# [Exercise details]
Repeat the listing exactly as given, omitting every image.

━━━━━ Materials provided ━━━━━

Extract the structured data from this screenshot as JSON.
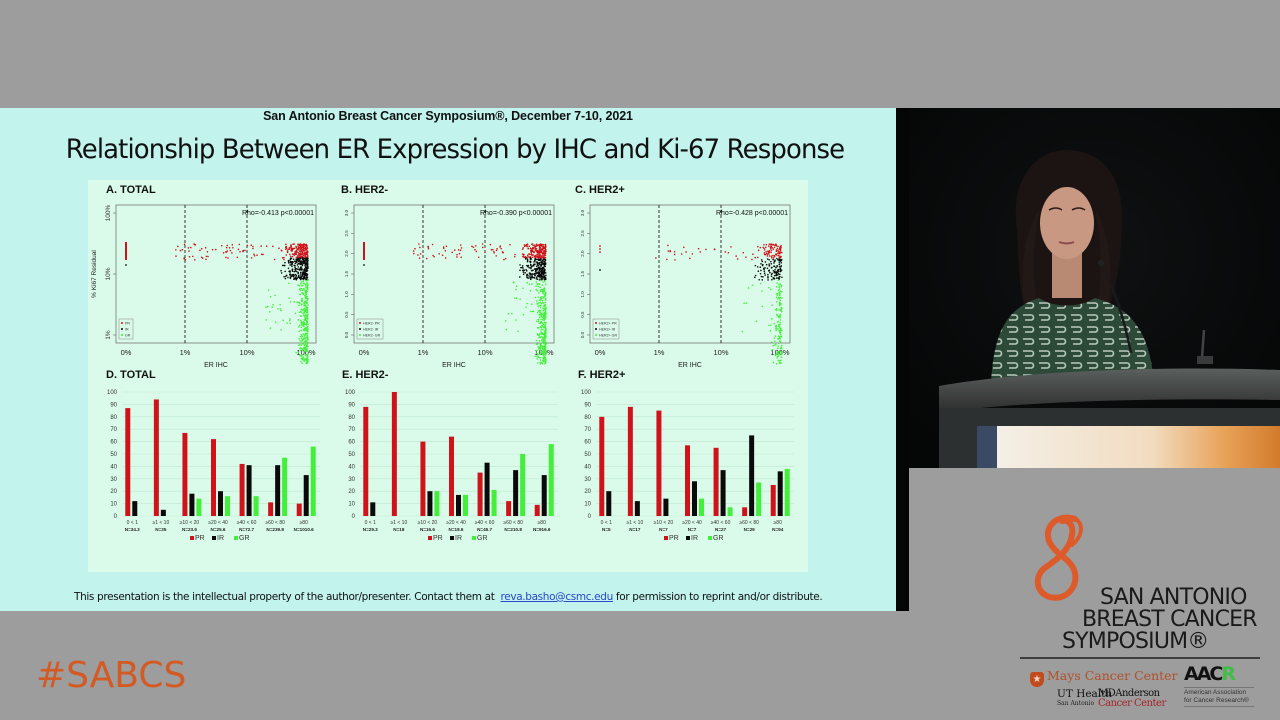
{
  "slide": {
    "conference_line": "San Antonio Breast Cancer Symposium®, December 7-10, 2021",
    "title": "Relationship Between ER Expression by IHC and Ki-67 Response",
    "footer_text_before": "This presentation is the intellectual property of the author/presenter. Contact them at",
    "footer_email": "reva.basho@csmc.edu",
    "footer_text_after": "for permission to reprint and/or distribute."
  },
  "branding": {
    "hashtag": "#SABCS",
    "sabcs_lines": [
      "SAN ANTONIO",
      "BREAST CANCER",
      "SYMPOSIUM®"
    ],
    "mays": "Mays Cancer Center",
    "ut_health": "UT Health",
    "ut_health_sub": "San Antonio",
    "md_anderson": "MDAnderson",
    "md_anderson_sub": "Cancer Center",
    "aacr_mark_main": "AAC",
    "aacr_mark_r": "R",
    "aacr_line1": "American Association",
    "aacr_line2": "for Cancer Research®",
    "accent_color": "#d45a24"
  },
  "video": {
    "description": "Presenter speaking at podium"
  },
  "colors": {
    "PR": "#d0121b",
    "IR": "#0a0a0a",
    "GR": "#43ef3a",
    "slide_bg": "#c2f3ed",
    "figure_bg": "#dafbe9"
  },
  "chart_data": [
    {
      "type": "scatter",
      "title": "A. TOTAL",
      "xlabel": "ER IHC",
      "ylabel": "% Ki67 Residual",
      "x_ticks": [
        "0%",
        "1%",
        "10%",
        "100%"
      ],
      "y_ticks": [
        "1%",
        "10%",
        "100%"
      ],
      "annotation": "Rho=-0.413 p<0.00001",
      "legend": [
        "PR",
        "IR",
        "GR"
      ],
      "vlines_dashed": [
        "1%",
        "10%"
      ]
    },
    {
      "type": "scatter",
      "title": "B. HER2-",
      "xlabel": "ER IHC",
      "ylabel": "",
      "x_ticks": [
        "0%",
        "1%",
        "10%",
        "100%"
      ],
      "y_ticks": [
        "0.0",
        "0.5",
        "1.0",
        "1.5",
        "2.0",
        "2.5",
        "3.0"
      ],
      "annotation": "Rho=-0.390 p<0.00001",
      "legend": [
        "HER2- PR",
        "HER2- IR",
        "HER2- GR"
      ],
      "vlines_dashed": [
        "1%",
        "10%"
      ]
    },
    {
      "type": "scatter",
      "title": "C. HER2+",
      "xlabel": "ER IHC",
      "ylabel": "",
      "x_ticks": [
        "0%",
        "1%",
        "10%",
        "100%"
      ],
      "y_ticks": [
        "0.0",
        "0.5",
        "1.0",
        "1.5",
        "2.0",
        "2.5",
        "3.0"
      ],
      "annotation": "Rho=-0.428 p<0.00001",
      "legend": [
        "HER2+ PR",
        "HER2+ IR",
        "HER2+ GR"
      ],
      "vlines_dashed": [
        "1%",
        "10%"
      ]
    },
    {
      "type": "bar",
      "title": "D. TOTAL",
      "categories": [
        "0 < 1",
        "≥1 < 10",
        "≥10 < 20",
        "≥20 < 40",
        "≥40 < 60",
        "≥60 < 80",
        "≥80"
      ],
      "n_labels": [
        "N=34.3",
        "N=35",
        "N=23.6",
        "N=25.6",
        "N=72.7",
        "N=239.8",
        "N=1010.6"
      ],
      "series": [
        {
          "name": "PR",
          "values": [
            87,
            94,
            67,
            62,
            42,
            11,
            10
          ]
        },
        {
          "name": "IR",
          "values": [
            12,
            5,
            18,
            20,
            41,
            41,
            33
          ]
        },
        {
          "name": "GR",
          "values": [
            0,
            0,
            14,
            16,
            16,
            47,
            56
          ]
        }
      ],
      "y_ticks": [
        0,
        10,
        20,
        30,
        40,
        50,
        60,
        70,
        80,
        90,
        100
      ],
      "ylim": [
        0,
        100
      ],
      "legend": [
        "PR",
        "IR",
        "GR"
      ],
      "grid": true
    },
    {
      "type": "bar",
      "title": "E. HER2-",
      "categories": [
        "0 < 1",
        "≥1 < 10",
        "≥10 < 20",
        "≥20 < 40",
        "≥40 < 60",
        "≥60 < 80",
        "≥80"
      ],
      "n_labels": [
        "N=29.3",
        "N=18",
        "N=16.6",
        "N=18.6",
        "N=45.7",
        "N=210.8",
        "N=916.6"
      ],
      "series": [
        {
          "name": "PR",
          "values": [
            88,
            100,
            60,
            64,
            35,
            12,
            9
          ]
        },
        {
          "name": "IR",
          "values": [
            11,
            0,
            20,
            17,
            43,
            37,
            33
          ]
        },
        {
          "name": "GR",
          "values": [
            0,
            0,
            20,
            17,
            21,
            50,
            58
          ]
        }
      ],
      "y_ticks": [
        0,
        10,
        20,
        30,
        40,
        50,
        60,
        70,
        80,
        90,
        100
      ],
      "ylim": [
        0,
        100
      ],
      "legend": [
        "PR",
        "IR",
        "GR"
      ],
      "grid": true
    },
    {
      "type": "bar",
      "title": "F. HER2+",
      "categories": [
        "0 < 1",
        "≥1 < 10",
        "≥10 < 20",
        "≥20 < 40",
        "≥40 < 60",
        "≥60 < 80",
        "≥80"
      ],
      "n_labels": [
        "N=5",
        "N=17",
        "N=7",
        "N=7",
        "N=27",
        "N=29",
        "N=94"
      ],
      "series": [
        {
          "name": "PR",
          "values": [
            80,
            88,
            85,
            57,
            55,
            7,
            25
          ]
        },
        {
          "name": "IR",
          "values": [
            20,
            12,
            14,
            28,
            37,
            65,
            36
          ]
        },
        {
          "name": "GR",
          "values": [
            0,
            0,
            0,
            14,
            7,
            27,
            38
          ]
        }
      ],
      "y_ticks": [
        0,
        10,
        20,
        30,
        40,
        50,
        60,
        70,
        80,
        90,
        100
      ],
      "ylim": [
        0,
        100
      ],
      "legend": [
        "PR",
        "IR",
        "GR"
      ],
      "grid": true
    }
  ]
}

━━━━━

# [Exercise answer]
Extract the structured data from this screenshot as JSON.
{
  "slide": {
    "conference_line": "San Antonio Breast Cancer Symposium®, December 7-10, 2021",
    "title": "Relationship Between ER Expression by IHC and Ki-67 Response",
    "footer_text_before": "This presentation is the intellectual property of the author/presenter. Contact them at",
    "footer_email": "reva.basho@csmc.edu",
    "footer_text_after": "for permission to reprint and/or distribute."
  },
  "branding": {
    "hashtag": "#SABCS",
    "sabcs_lines": [
      "SAN ANTONIO",
      "BREAST CANCER",
      "SYMPOSIUM®"
    ],
    "mays": "Mays Cancer Center",
    "ut_health": "UT Health",
    "ut_health_sub": "San Antonio",
    "md_anderson": "MDAnderson",
    "md_anderson_sub": "Cancer Center",
    "aacr_mark_main": "AAC",
    "aacr_mark_r": "R",
    "aacr_line1": "American Association",
    "aacr_line2": "for Cancer Research®",
    "accent_color": "#d45a24"
  },
  "video": {
    "description": "Presenter speaking at podium"
  },
  "colors": {
    "PR": "#d0121b",
    "IR": "#0a0a0a",
    "GR": "#43ef3a",
    "slide_bg": "#c2f3ed",
    "figure_bg": "#dafbe9"
  },
  "chart_data": [
    {
      "type": "scatter",
      "title": "A. TOTAL",
      "xlabel": "ER IHC",
      "ylabel": "% Ki67 Residual",
      "x_ticks": [
        "0%",
        "1%",
        "10%",
        "100%"
      ],
      "y_ticks": [
        "1%",
        "10%",
        "100%"
      ],
      "annotation": "Rho=-0.413 p<0.00001",
      "legend": [
        "PR",
        "IR",
        "GR"
      ],
      "vlines_dashed": [
        "1%",
        "10%"
      ]
    },
    {
      "type": "scatter",
      "title": "B. HER2-",
      "xlabel": "ER IHC",
      "ylabel": "",
      "x_ticks": [
        "0%",
        "1%",
        "10%",
        "100%"
      ],
      "y_ticks": [
        "0.0",
        "0.5",
        "1.0",
        "1.5",
        "2.0",
        "2.5",
        "3.0"
      ],
      "annotation": "Rho=-0.390 p<0.00001",
      "legend": [
        "HER2- PR",
        "HER2- IR",
        "HER2- GR"
      ],
      "vlines_dashed": [
        "1%",
        "10%"
      ]
    },
    {
      "type": "scatter",
      "title": "C. HER2+",
      "xlabel": "ER IHC",
      "ylabel": "",
      "x_ticks": [
        "0%",
        "1%",
        "10%",
        "100%"
      ],
      "y_ticks": [
        "0.0",
        "0.5",
        "1.0",
        "1.5",
        "2.0",
        "2.5",
        "3.0"
      ],
      "annotation": "Rho=-0.428 p<0.00001",
      "legend": [
        "HER2+ PR",
        "HER2+ IR",
        "HER2+ GR"
      ],
      "vlines_dashed": [
        "1%",
        "10%"
      ]
    },
    {
      "type": "bar",
      "title": "D. TOTAL",
      "categories": [
        "0 < 1",
        "≥1 < 10",
        "≥10 < 20",
        "≥20 < 40",
        "≥40 < 60",
        "≥60 < 80",
        "≥80"
      ],
      "n_labels": [
        "N=34.3",
        "N=35",
        "N=23.6",
        "N=25.6",
        "N=72.7",
        "N=239.8",
        "N=1010.6"
      ],
      "series": [
        {
          "name": "PR",
          "values": [
            87,
            94,
            67,
            62,
            42,
            11,
            10
          ]
        },
        {
          "name": "IR",
          "values": [
            12,
            5,
            18,
            20,
            41,
            41,
            33
          ]
        },
        {
          "name": "GR",
          "values": [
            0,
            0,
            14,
            16,
            16,
            47,
            56
          ]
        }
      ],
      "y_ticks": [
        0,
        10,
        20,
        30,
        40,
        50,
        60,
        70,
        80,
        90,
        100
      ],
      "ylim": [
        0,
        100
      ],
      "legend": [
        "PR",
        "IR",
        "GR"
      ],
      "grid": true
    },
    {
      "type": "bar",
      "title": "E. HER2-",
      "categories": [
        "0 < 1",
        "≥1 < 10",
        "≥10 < 20",
        "≥20 < 40",
        "≥40 < 60",
        "≥60 < 80",
        "≥80"
      ],
      "n_labels": [
        "N=29.3",
        "N=18",
        "N=16.6",
        "N=18.6",
        "N=45.7",
        "N=210.8",
        "N=916.6"
      ],
      "series": [
        {
          "name": "PR",
          "values": [
            88,
            100,
            60,
            64,
            35,
            12,
            9
          ]
        },
        {
          "name": "IR",
          "values": [
            11,
            0,
            20,
            17,
            43,
            37,
            33
          ]
        },
        {
          "name": "GR",
          "values": [
            0,
            0,
            20,
            17,
            21,
            50,
            58
          ]
        }
      ],
      "y_ticks": [
        0,
        10,
        20,
        30,
        40,
        50,
        60,
        70,
        80,
        90,
        100
      ],
      "ylim": [
        0,
        100
      ],
      "legend": [
        "PR",
        "IR",
        "GR"
      ],
      "grid": true
    },
    {
      "type": "bar",
      "title": "F. HER2+",
      "categories": [
        "0 < 1",
        "≥1 < 10",
        "≥10 < 20",
        "≥20 < 40",
        "≥40 < 60",
        "≥60 < 80",
        "≥80"
      ],
      "n_labels": [
        "N=5",
        "N=17",
        "N=7",
        "N=7",
        "N=27",
        "N=29",
        "N=94"
      ],
      "series": [
        {
          "name": "PR",
          "values": [
            80,
            88,
            85,
            57,
            55,
            7,
            25
          ]
        },
        {
          "name": "IR",
          "values": [
            20,
            12,
            14,
            28,
            37,
            65,
            36
          ]
        },
        {
          "name": "GR",
          "values": [
            0,
            0,
            0,
            14,
            7,
            27,
            38
          ]
        }
      ],
      "y_ticks": [
        0,
        10,
        20,
        30,
        40,
        50,
        60,
        70,
        80,
        90,
        100
      ],
      "ylim": [
        0,
        100
      ],
      "legend": [
        "PR",
        "IR",
        "GR"
      ],
      "grid": true
    }
  ]
}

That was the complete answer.